* **Given exercise**: Transcribe all of the material exactly. Any picture in it should be left out.

* **Raw data**:
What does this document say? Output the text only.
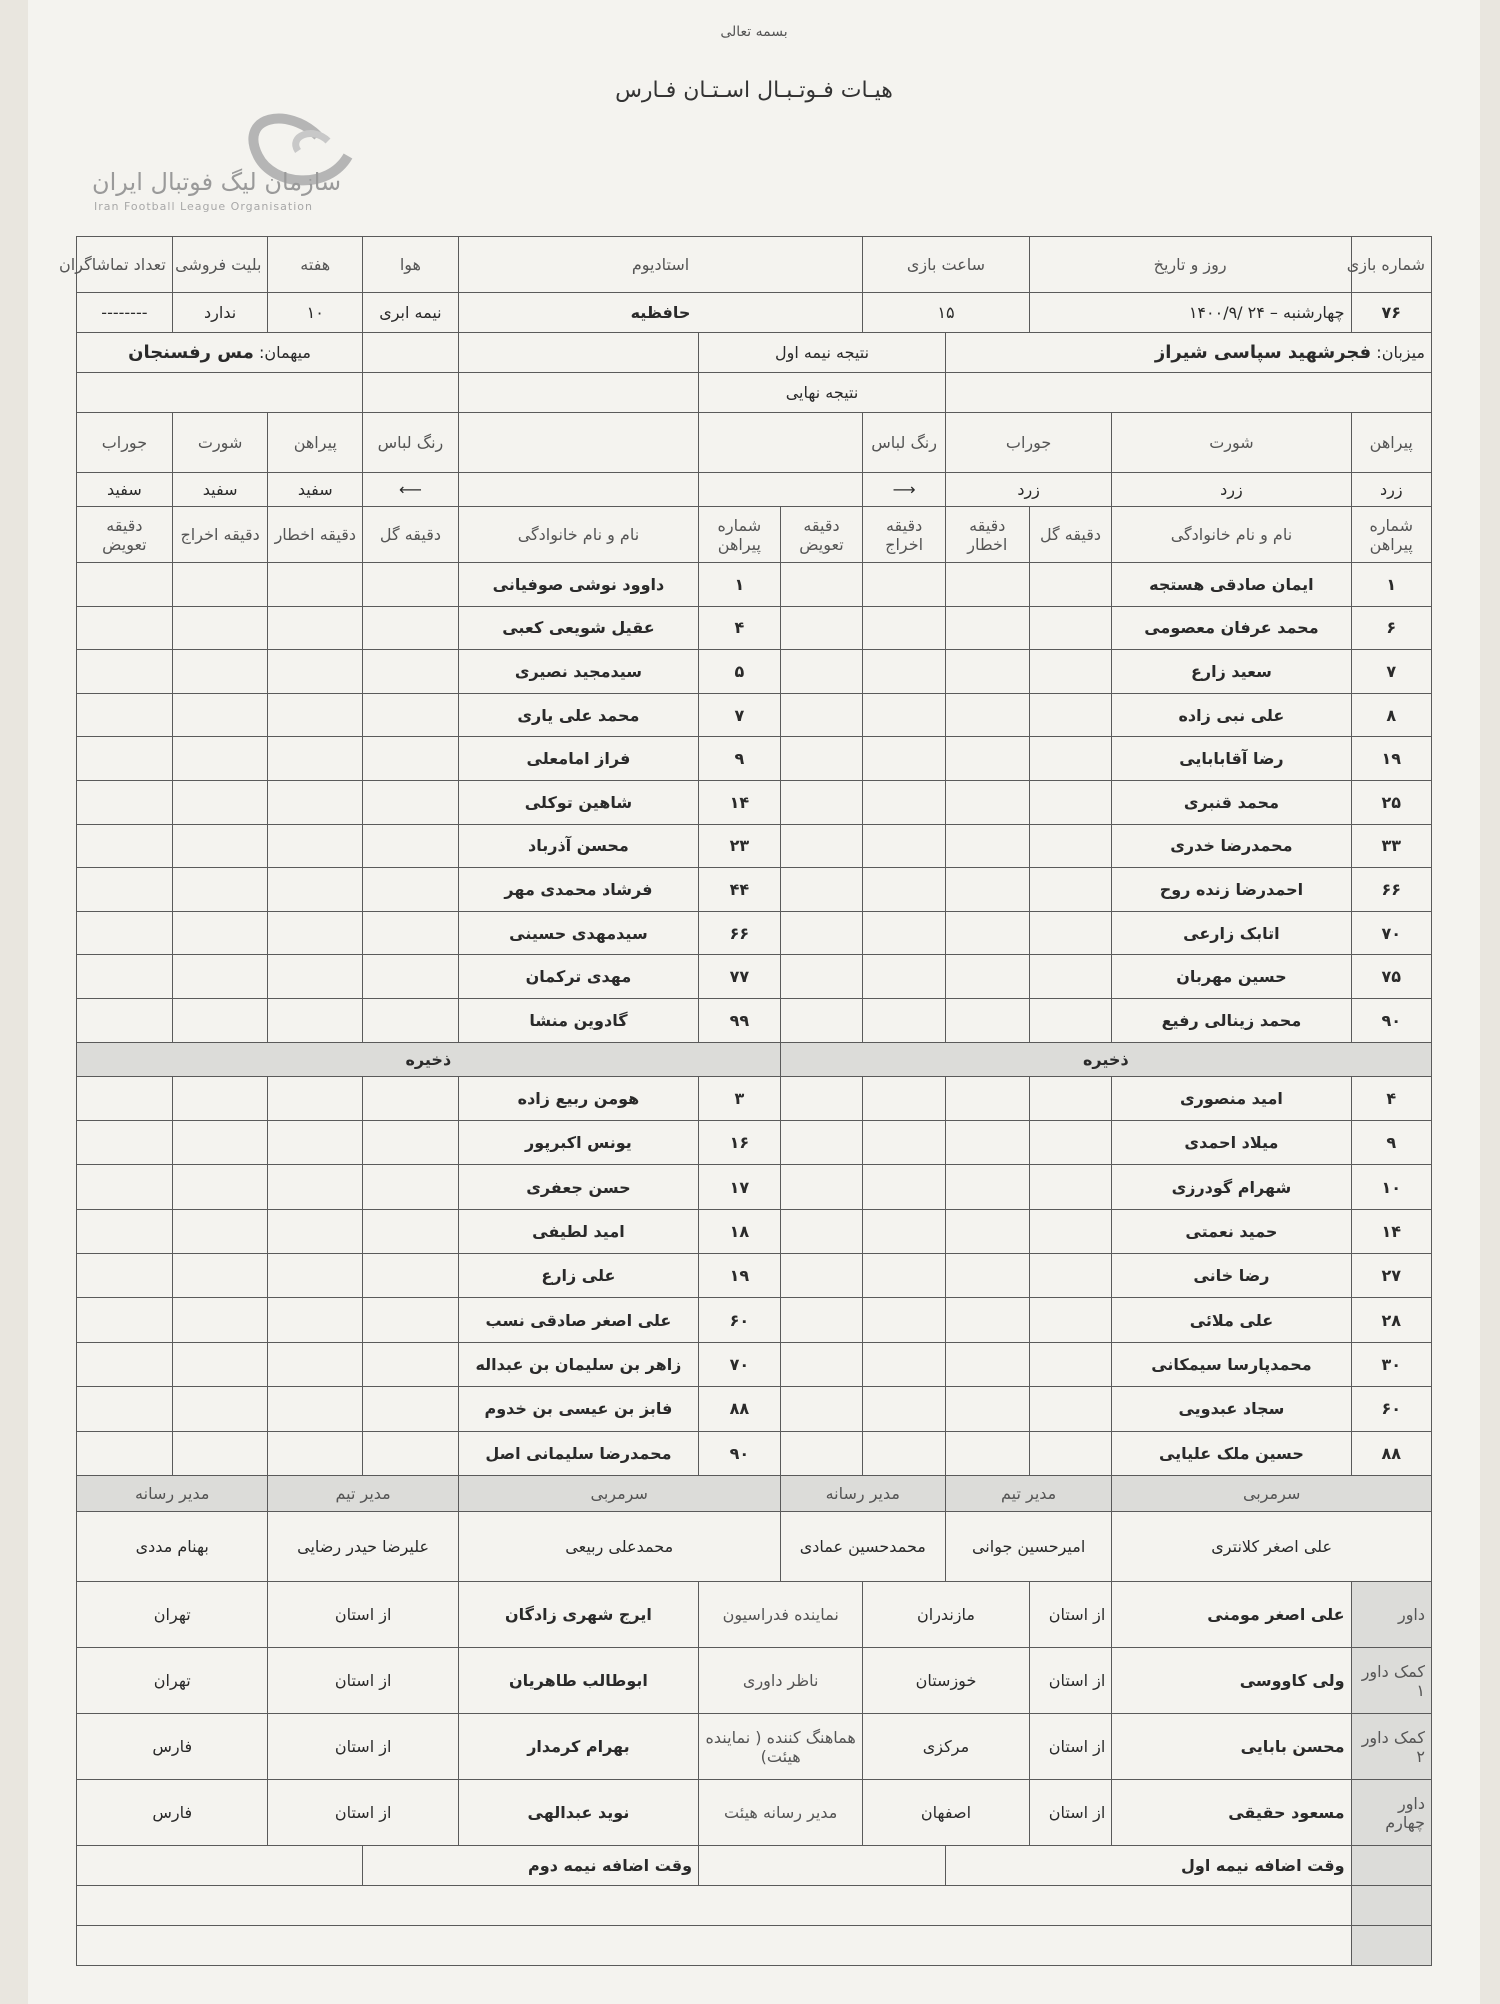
بسمه تعالی
هیـات فـوتـبـال اسـتـان فـارس
سازمان لیگ فوتبال ایران
Iran Football League Organisation
شماره بازی	روز و تاریخ		ساعت بازی		استادیوم			هوا	هفته	بلیت فروشی	تعداد تماشاگران
۷۶	چهارشنبه – ۲۴ /۱۴۰۰/۹		۱۵		حافظیه			نیمه ابری	۱۰	ندارد	--------
میزبان: فجرشهید سپاسی شیراز				نتیجه نیمه اول					میهمان: مس رفسنجان		
				نتیجه نهایی							
پیراهن	شورت	جوراب		رنگ لباس				رنگ لباس	پیراهن	شورت	جوراب
زرد	زرد	زرد		⟶				⟵	سفید	سفید	سفید
شماره پیراهن	نام و نام خانوادگی	دقیقه گل	دقیقه اخطار	دقیقه اخراج	دقیقه تعویض	شماره پیراهن	نام و نام خانوادگی	دقیقه گل	دقیقه اخطار	دقیقه اخراج	دقیقه تعویض
۱	ایمان صادقی هستجه					۱	داوود نوشی صوفیانی				
۶	محمد عرفان معصومی					۴	عقیل شویعی کعبی				
۷	سعید زارع					۵	سیدمجید نصیری				
۸	علی نبی زاده					۷	محمد علی یاری				
۱۹	رضا آقابابایی					۹	فراز امامعلی				
۲۵	محمد قنبری					۱۴	شاهین توکلی				
۳۳	محمدرضا خدری					۲۳	محسن آذرباد				
۶۶	احمدرضا زنده روح					۴۴	فرشاد محمدی مهر				
۷۰	اتابک زارعی					۶۶	سیدمهدی حسینی				
۷۵	حسین مهربان					۷۷	مهدی ترکمان				
۹۰	محمد زینالی رفیع					۹۹	گادوین منشا				
ذخیره						ذخیره					
۴	امید منصوری					۳	هومن ربیع زاده				
۹	میلاد احمدی					۱۶	یونس اکبرپور				
۱۰	شهرام گودرزی					۱۷	حسن جعفری				
۱۴	حمید نعمتی					۱۸	امید لطیفی				
۲۷	رضا خانی					۱۹	علی زارع				
۲۸	علی ملائی					۶۰	علی اصغر صادقی نسب				
۳۰	محمدپارسا سیمکانی					۷۰	زاهر بن سلیمان بن عبداله				
۶۰	سجاد عبدویی					۸۸	فابز بن عیسی بن خدوم				
۸۸	حسین ملک علیایی					۹۰	محمدرضا سلیمانی اصل				
سرمربی		مدیر تیم		مدیر رسانه		سرمربی		مدیر تیم		مدیر رسانه	
علی اصغر کلانتری		امیرحسین جوانی		محمدحسین عمادی		محمدعلی ربیعی		علیرضا حیدر رضایی		بهنام مددی	
داور	علی اصغر مومنی	از استان	مازندران		نماینده فدراسیون		ایرج شهری زادگان	از استان		تهران	
کمک داور ۱	ولی کاووسی	از استان	خوزستان		ناظر داوری		ابوطالب طاهریان	از استان		تهران	
کمک داور ۲	محسن بابایی	از استان	مرکزی		هماهنگ کننده ( نماینده هیئت)		بهرام کرمدار	از استان		فارس	
داور چهارم	مسعود حقیقی	از استان	اصفهان		مدیر رسانه هیئت		نوید عبدالهی	از استان		فارس	
	وقت اضافه نیمه اول						وقت اضافه نیمه دوم				
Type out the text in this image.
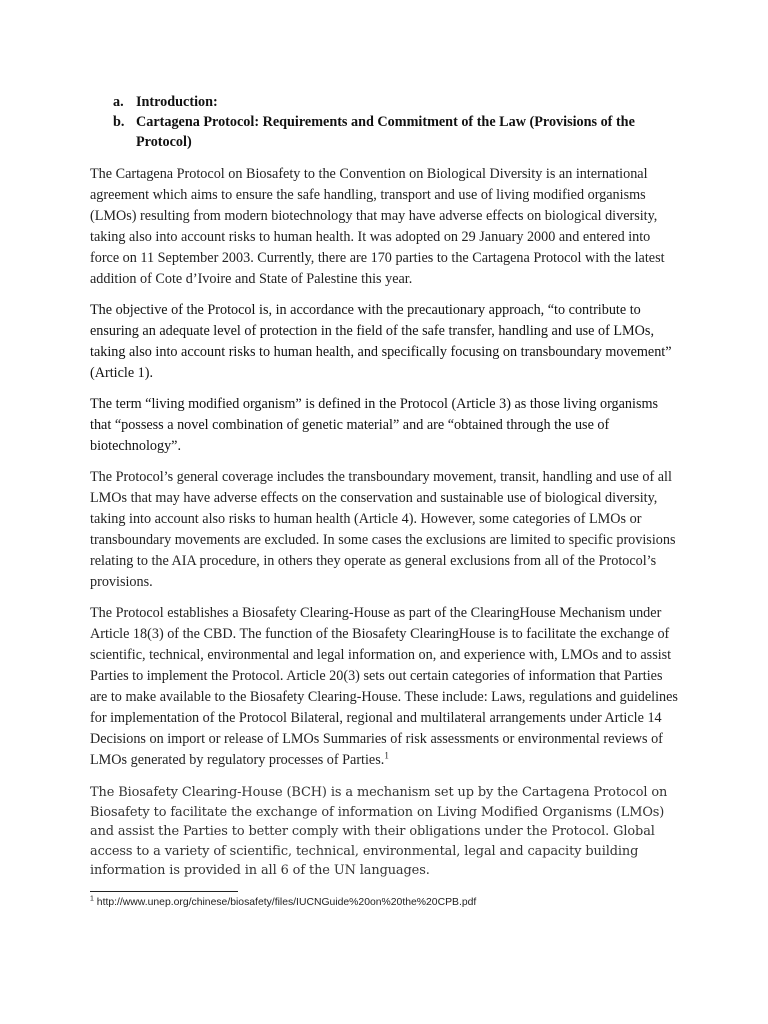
a. Introduction:
b. Cartagena Protocol: Requirements and Commitment of the Law (Provisions of the Protocol)

The Cartagena Protocol on Biosafety to the Convention on Biological Diversity is an international agreement which aims to ensure the safe handling, transport and use of living modified organisms (LMOs) resulting from modern biotechnology that may have adverse effects on biological diversity, taking also into account risks to human health. It was adopted on 29 January 2000 and entered into force on 11 September 2003. Currently, there are 170 parties to the Cartagena Protocol with the latest addition of Cote d’Ivoire and State of Palestine this year.

The objective of the Protocol is, in accordance with the precautionary approach, “to contribute to ensuring an adequate level of protection in the field of the safe transfer, handling and use of LMOs, taking also into account risks to human health, and specifically focusing on transboundary movement” (Article 1).

The term “living modified organism” is defined in the Protocol (Article 3) as those living organisms that “possess a novel combination of genetic material” and are “obtained through the use of biotechnology”.

The Protocol’s general coverage includes the transboundary movement, transit, handling and use of all LMOs that may have adverse effects on the conservation and sustainable use of biological diversity, taking into account also risks to human health (Article 4). However, some categories of LMOs or transboundary movements are excluded. In some cases the exclusions are limited to specific provisions relating to the AIA procedure, in others they operate as general exclusions from all of the Protocol’s provisions.

The Protocol establishes a Biosafety Clearing-House as part of the ClearingHouse Mechanism under Article 18(3) of the CBD. The function of the Biosafety ClearingHouse is to facilitate the exchange of scientific, technical, environmental and legal information on, and experience with, LMOs and to assist Parties to implement the Protocol. Article 20(3) sets out certain categories of information that Parties are to make available to the Biosafety Clearing-House. These include: Laws, regulations and guidelines for implementation of the Protocol Bilateral, regional and multilateral arrangements under Article 14 Decisions on import or release of LMOs Summaries of risk assessments or environmental reviews of LMOs generated by regulatory processes of Parties.$^1$

The Biosafety Clearing-House (BCH) is a mechanism set up by the Cartagena Protocol on Biosafety to facilitate the exchange of information on Living Modified Organisms (LMOs) and assist the Parties to better comply with their obligations under the Protocol. Global access to a variety of scientific, technical, environmental, legal and capacity building information is provided in all 6 of the UN languages.

$^1$ http://www.unep.org/chinese/biosafety/files/IUCNGuide%20on%20the%20CPB.pdf
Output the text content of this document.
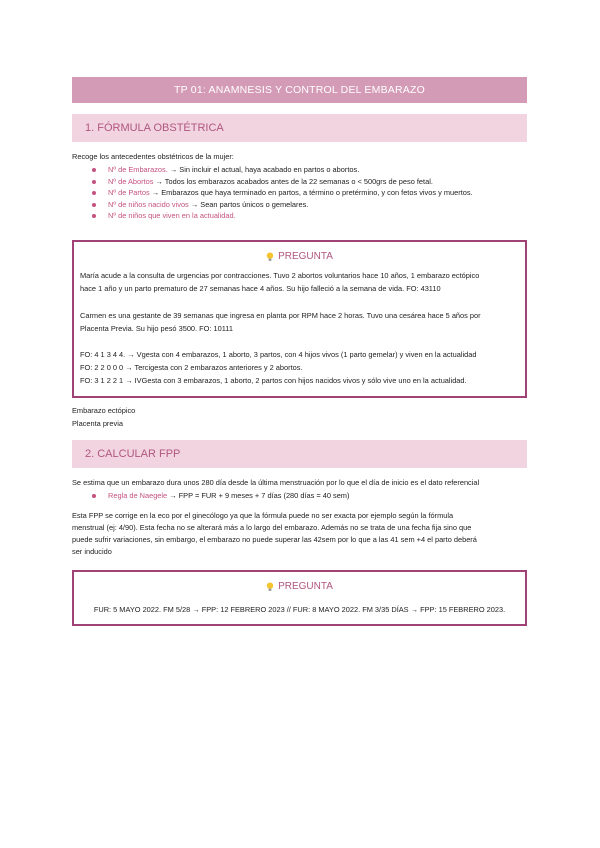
TP 01: ANAMNESIS Y CONTROL DEL EMBARAZO
1. FÓRMULA OBSTÉTRICA
Recoge los antecedentes obstétricos de la mujer:
Nº de Embarazos. → Sin incluir el actual, haya acabado en partos o abortos.
Nº de Abortos → Todos los embarazos acabados antes de la 22 semanas o < 500grs de peso fetal.
Nº de Partos → Embarazos que haya terminado en partos, a término o pretérmino, y con fetos vivos y muertos.
Nº de niños nacido vivos → Sean partos únicos o gemelares.
Nº de niños que viven en la actualidad.
PREGUNTA

María acude a la consulta de urgencias por contracciones. Tuvo 2 abortos voluntarios hace 10 años, 1 embarazo ectópico

hace 1 año y un parto prematuro de 27 semanas hace 4 años. Su hijo falleció a la semana de vida. FO: 43110

Carmen es una gestante de 39 semanas que ingresa en planta por RPM hace 2 horas. Tuvo una cesárea hace 5 años por

Placenta Previa. Su hijo pesó 3500. FO: 10111

FO: 4 1 3 4 4. → Vgesta con 4 embarazos, 1 aborto, 3 partos, con 4 hijos vivos (1 parto gemelar) y viven en la actualidad

FO: 2 2 0 0 0 → Tercigesta con 2 embarazos anteriores y 2 abortos.

FO: 3 1 2 2 1 → IVGesta con 3 embarazos, 1 aborto, 2 partos con hijos nacidos vivos y sólo vive uno en la actualidad.

Embarazo ectópico
Placenta previa
2. CALCULAR FPP
Se estima que un embarazo dura unos 280 día desde la última menstruación por lo que el día de inicio es el dato referencial
Regla de Naegele → FPP = FUR + 9 meses + 7 días (280 días = 40 sem)
Esta FPP se corrige en la eco por el ginecólogo ya que la fórmula puede no ser exacta por ejemplo según la fórmula
menstrual (ej: 4/90). Esta fecha no se alterará más a lo largo del embarazo. Además no se trata de una fecha fija sino que
puede sufrir variaciones, sin embargo, el embarazo no puede superar las 42sem por lo que a las 41 sem +4 el parto deberá
ser inducido
PREGUNTA

FUR: 5 MAYO 2022. FM 5/28 → FPP: 12 FEBRERO 2023 // FUR: 8 MAYO 2022. FM 3/35 DÍAS → FPP: 15 FEBRERO 2023.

* **Reply**:
What does this document say? Output the text only.
بسمه تعالی
هیـات فـوتـبـال اسـتـان فـارس
سازمان لیگ فوتبال ایران
Iran Football League Organisation
شماره بازی	روز و تاریخ		ساعت بازی		استادیوم			هوا	هفته	بلیت فروشی	تعداد تماشاگران
۷۶	چهارشنبه – ۲۴ /۱۴۰۰/۹		۱۵		حافظیه			نیمه ابری	۱۰	ندارد	--------
میزبان: فجرشهید سپاسی شیراز				نتیجه نیمه اول					میهمان: مس رفسنجان		
				نتیجه نهایی							
پیراهن	شورت	جوراب		رنگ لباس				رنگ لباس	پیراهن	شورت	جوراب
زرد	زرد	زرد		⟶				⟵	سفید	سفید	سفید
شماره پیراهن	نام و نام خانوادگی	دقیقه گل	دقیقه اخطار	دقیقه اخراج	دقیقه تعویض	شماره پیراهن	نام و نام خانوادگی	دقیقه گل	دقیقه اخطار	دقیقه اخراج	دقیقه تعویض
۱	ایمان صادقی هستجه					۱	داوود نوشی صوفیانی				
۶	محمد عرفان معصومی					۴	عقیل شویعی کعبی				
۷	سعید زارع					۵	سیدمجید نصیری				
۸	علی نبی زاده					۷	محمد علی یاری				
۱۹	رضا آقابابایی					۹	فراز امامعلی				
۲۵	محمد قنبری					۱۴	شاهین توکلی				
۳۳	محمدرضا خدری					۲۳	محسن آذرباد				
۶۶	احمدرضا زنده روح					۴۴	فرشاد محمدی مهر				
۷۰	اتابک زارعی					۶۶	سیدمهدی حسینی				
۷۵	حسین مهربان					۷۷	مهدی ترکمان				
۹۰	محمد زینالی رفیع					۹۹	گادوین منشا				
ذخیره						ذخیره					
۴	امید منصوری					۳	هومن ربیع زاده				
۹	میلاد احمدی					۱۶	یونس اکبرپور				
۱۰	شهرام گودرزی					۱۷	حسن جعفری				
۱۴	حمید نعمتی					۱۸	امید لطیفی				
۲۷	رضا خانی					۱۹	علی زارع				
۲۸	علی ملائی					۶۰	علی اصغر صادقی نسب				
۳۰	محمدپارسا سیمکانی					۷۰	زاهر بن سلیمان بن عبداله				
۶۰	سجاد عبدویی					۸۸	فابز بن عیسی بن خدوم				
۸۸	حسین ملک علیایی					۹۰	محمدرضا سلیمانی اصل				
سرمربی		مدیر تیم		مدیر رسانه		سرمربی		مدیر تیم		مدیر رسانه	
علی اصغر کلانتری		امیرحسین جوانی		محمدحسین عمادی		محمدعلی ربیعی		علیرضا حیدر رضایی		بهنام مددی	
داور	علی اصغر مومنی	از استان	مازندران		نماینده فدراسیون		ایرج شهری زادگان	از استان		تهران	
کمک داور ۱	ولی کاووسی	از استان	خوزستان		ناظر داوری		ابوطالب طاهریان	از استان		تهران	
کمک داور ۲	محسن بابایی	از استان	مرکزی		هماهنگ کننده ( نماینده هیئت)		بهرام کرمدار	از استان		فارس	
داور چهارم	مسعود حقیقی	از استان	اصفهان		مدیر رسانه هیئت		نوید عبدالهی	از استان		فارس	
	وقت اضافه نیمه اول						وقت اضافه نیمه دوم				
Type out the text in this image.
a. Introduction:
b. Cartagena Protocol: Requirements and Commitment of the Law (Provisions of the Protocol)

The Cartagena Protocol on Biosafety to the Convention on Biological Diversity is an international agreement which aims to ensure the safe handling, transport and use of living modified organisms (LMOs) resulting from modern biotechnology that may have adverse effects on biological diversity, taking also into account risks to human health. It was adopted on 29 January 2000 and entered into force on 11 September 2003. Currently, there are 170 parties to the Cartagena Protocol with the latest addition of Cote d’Ivoire and State of Palestine this year.

The objective of the Protocol is, in accordance with the precautionary approach, “to contribute to ensuring an adequate level of protection in the field of the safe transfer, handling and use of LMOs, taking also into account risks to human health, and specifically focusing on transboundary movement” (Article 1).

The term “living modified organism” is defined in the Protocol (Article 3) as those living organisms that “possess a novel combination of genetic material” and are “obtained through the use of biotechnology”.

The Protocol’s general coverage includes the transboundary movement, transit, handling and use of all LMOs that may have adverse effects on the conservation and sustainable use of biological diversity, taking into account also risks to human health (Article 4). However, some categories of LMOs or transboundary movements are excluded. In some cases the exclusions are limited to specific provisions relating to the AIA procedure, in others they operate as general exclusions from all of the Protocol’s provisions.

The Protocol establishes a Biosafety Clearing-House as part of the ClearingHouse Mechanism under Article 18(3) of the CBD. The function of the Biosafety ClearingHouse is to facilitate the exchange of scientific, technical, environmental and legal information on, and experience with, LMOs and to assist Parties to implement the Protocol. Article 20(3) sets out certain categories of information that Parties are to make available to the Biosafety Clearing-House. These include: Laws, regulations and guidelines for implementation of the Protocol Bilateral, regional and multilateral arrangements under Article 14 Decisions on import or release of LMOs Summaries of risk assessments or environmental reviews of LMOs generated by regulatory processes of Parties.$^1$

The Biosafety Clearing-House (BCH) is a mechanism set up by the Cartagena Protocol on Biosafety to facilitate the exchange of information on Living Modified Organisms (LMOs) and assist the Parties to better comply with their obligations under the Protocol. Global access to a variety of scientific, technical, environmental, legal and capacity building information is provided in all 6 of the UN languages.

$^1$ http://www.unep.org/chinese/biosafety/files/IUCNGuide%20on%20the%20CPB.pdf
Output the text content of this document.
TP 01: ANAMNESIS Y CONTROL DEL EMBARAZO
1. FÓRMULA OBSTÉTRICA
Recoge los antecedentes obstétricos de la mujer:
Nº de Embarazos. → Sin incluir el actual, haya acabado en partos o abortos.
Nº de Abortos → Todos los embarazos acabados antes de la 22 semanas o < 500grs de peso fetal.
Nº de Partos → Embarazos que haya terminado en partos, a término o pretérmino, y con fetos vivos y muertos.
Nº de niños nacido vivos → Sean partos únicos o gemelares.
Nº de niños que viven en la actualidad.
PREGUNTA

María acude a la consulta de urgencias por contracciones. Tuvo 2 abortos voluntarios hace 10 años, 1 embarazo ectópico

hace 1 año y un parto prematuro de 27 semanas hace 4 años. Su hijo falleció a la semana de vida. FO: 43110

Carmen es una gestante de 39 semanas que ingresa en planta por RPM hace 2 horas. Tuvo una cesárea hace 5 años por

Placenta Previa. Su hijo pesó 3500. FO: 10111

FO: 4 1 3 4 4. → Vgesta con 4 embarazos, 1 aborto, 3 partos, con 4 hijos vivos (1 parto gemelar) y viven en la actualidad

FO: 2 2 0 0 0 → Tercigesta con 2 embarazos anteriores y 2 abortos.

FO: 3 1 2 2 1 → IVGesta con 3 embarazos, 1 aborto, 2 partos con hijos nacidos vivos y sólo vive uno en la actualidad.

Embarazo ectópico
Placenta previa
2. CALCULAR FPP
Se estima que un embarazo dura unos 280 día desde la última menstruación por lo que el día de inicio es el dato referencial
Regla de Naegele → FPP = FUR + 9 meses + 7 días (280 días = 40 sem)
Esta FPP se corrige en la eco por el ginecólogo ya que la fórmula puede no ser exacta por ejemplo según la fórmula
menstrual (ej: 4/90). Esta fecha no se alterará más a lo largo del embarazo. Además no se trata de una fecha fija sino que
puede sufrir variaciones, sin embargo, el embarazo no puede superar las 42sem por lo que a las 41 sem +4 el parto deberá
ser inducido
PREGUNTA

FUR: 5 MAYO 2022. FM 5/28 → FPP: 12 FEBRERO 2023 // FUR: 8 MAYO 2022. FM 3/35 DÍAS → FPP: 15 FEBRERO 2023.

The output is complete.